▸ **Work to complete**
Could you transcribe the material below exactly, without leaving out a single line?

Data entries:
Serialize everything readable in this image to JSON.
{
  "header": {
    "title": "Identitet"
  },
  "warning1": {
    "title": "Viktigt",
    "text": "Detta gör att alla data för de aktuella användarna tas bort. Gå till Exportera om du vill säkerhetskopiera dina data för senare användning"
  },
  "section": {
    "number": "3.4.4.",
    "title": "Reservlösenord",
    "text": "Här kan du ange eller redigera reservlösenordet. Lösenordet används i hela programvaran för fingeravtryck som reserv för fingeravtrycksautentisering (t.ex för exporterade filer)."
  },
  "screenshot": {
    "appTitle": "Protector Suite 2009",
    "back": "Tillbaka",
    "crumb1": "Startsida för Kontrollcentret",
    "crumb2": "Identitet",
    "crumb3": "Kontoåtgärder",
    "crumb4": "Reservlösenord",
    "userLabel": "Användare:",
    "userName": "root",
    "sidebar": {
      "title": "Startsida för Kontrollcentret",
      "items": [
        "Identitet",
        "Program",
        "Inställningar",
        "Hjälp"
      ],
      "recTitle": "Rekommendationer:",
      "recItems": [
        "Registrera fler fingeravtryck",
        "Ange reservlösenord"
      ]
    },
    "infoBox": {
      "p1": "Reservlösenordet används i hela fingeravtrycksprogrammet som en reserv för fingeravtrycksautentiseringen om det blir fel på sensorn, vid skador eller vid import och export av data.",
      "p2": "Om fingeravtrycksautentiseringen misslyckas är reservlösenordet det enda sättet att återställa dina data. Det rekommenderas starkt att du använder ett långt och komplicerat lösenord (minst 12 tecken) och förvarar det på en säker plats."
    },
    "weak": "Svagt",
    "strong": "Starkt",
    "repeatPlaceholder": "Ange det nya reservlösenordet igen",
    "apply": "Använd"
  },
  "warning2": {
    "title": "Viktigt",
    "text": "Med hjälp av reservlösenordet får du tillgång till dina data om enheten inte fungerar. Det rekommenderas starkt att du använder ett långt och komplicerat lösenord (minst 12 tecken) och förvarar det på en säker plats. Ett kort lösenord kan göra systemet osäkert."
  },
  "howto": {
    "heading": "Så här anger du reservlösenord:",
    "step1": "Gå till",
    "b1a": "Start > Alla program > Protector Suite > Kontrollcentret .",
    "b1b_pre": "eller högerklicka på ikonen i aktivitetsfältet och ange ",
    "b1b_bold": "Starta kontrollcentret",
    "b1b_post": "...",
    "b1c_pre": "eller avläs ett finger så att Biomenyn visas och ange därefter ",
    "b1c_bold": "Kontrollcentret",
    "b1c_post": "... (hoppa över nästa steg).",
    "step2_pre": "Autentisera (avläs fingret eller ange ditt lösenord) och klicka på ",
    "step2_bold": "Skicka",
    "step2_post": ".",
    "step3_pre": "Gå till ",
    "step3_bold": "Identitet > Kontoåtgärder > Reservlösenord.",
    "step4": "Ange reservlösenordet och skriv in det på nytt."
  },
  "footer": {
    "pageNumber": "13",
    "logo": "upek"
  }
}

▸ **Exercise answer**
Serialize everything readable in this image to JSON.
{
  "header": {
    "title": "Identitet"
  },
  "warning1": {
    "title": "Viktigt",
    "text": "Detta gör att alla data för de aktuella användarna tas bort. Gå till Exportera om du vill säkerhetskopiera dina data för senare användning"
  },
  "section": {
    "number": "3.4.4.",
    "title": "Reservlösenord",
    "text": "Här kan du ange eller redigera reservlösenordet. Lösenordet används i hela programvaran för fingeravtryck som reserv för fingeravtrycksautentisering (t.ex för exporterade filer)."
  },
  "screenshot": {
    "appTitle": "Protector Suite 2009",
    "back": "Tillbaka",
    "crumb1": "Startsida för Kontrollcentret",
    "crumb2": "Identitet",
    "crumb3": "Kontoåtgärder",
    "crumb4": "Reservlösenord",
    "userLabel": "Användare:",
    "userName": "root",
    "sidebar": {
      "title": "Startsida för Kontrollcentret",
      "items": [
        "Identitet",
        "Program",
        "Inställningar",
        "Hjälp"
      ],
      "recTitle": "Rekommendationer:",
      "recItems": [
        "Registrera fler fingeravtryck",
        "Ange reservlösenord"
      ]
    },
    "infoBox": {
      "p1": "Reservlösenordet används i hela fingeravtrycksprogrammet som en reserv för fingeravtrycksautentiseringen om det blir fel på sensorn, vid skador eller vid import och export av data.",
      "p2": "Om fingeravtrycksautentiseringen misslyckas är reservlösenordet det enda sättet att återställa dina data. Det rekommenderas starkt att du använder ett långt och komplicerat lösenord (minst 12 tecken) och förvarar det på en säker plats."
    },
    "weak": "Svagt",
    "strong": "Starkt",
    "repeatPlaceholder": "Ange det nya reservlösenordet igen",
    "apply": "Använd"
  },
  "warning2": {
    "title": "Viktigt",
    "text": "Med hjälp av reservlösenordet får du tillgång till dina data om enheten inte fungerar. Det rekommenderas starkt att du använder ett långt och komplicerat lösenord (minst 12 tecken) och förvarar det på en säker plats. Ett kort lösenord kan göra systemet osäkert."
  },
  "howto": {
    "heading": "Så här anger du reservlösenord:",
    "step1": "Gå till",
    "b1a": "Start > Alla program > Protector Suite > Kontrollcentret .",
    "b1b_pre": "eller högerklicka på ikonen i aktivitetsfältet och ange ",
    "b1b_bold": "Starta kontrollcentret",
    "b1b_post": "...",
    "b1c_pre": "eller avläs ett finger så att Biomenyn visas och ange därefter ",
    "b1c_bold": "Kontrollcentret",
    "b1c_post": "... (hoppa över nästa steg).",
    "step2_pre": "Autentisera (avläs fingret eller ange ditt lösenord) och klicka på ",
    "step2_bold": "Skicka",
    "step2_post": ".",
    "step3_pre": "Gå till ",
    "step3_bold": "Identitet > Kontoåtgärder > Reservlösenord.",
    "step4": "Ange reservlösenordet och skriv in det på nytt."
  },
  "footer": {
    "pageNumber": "13",
    "logo": "upek"
  }
}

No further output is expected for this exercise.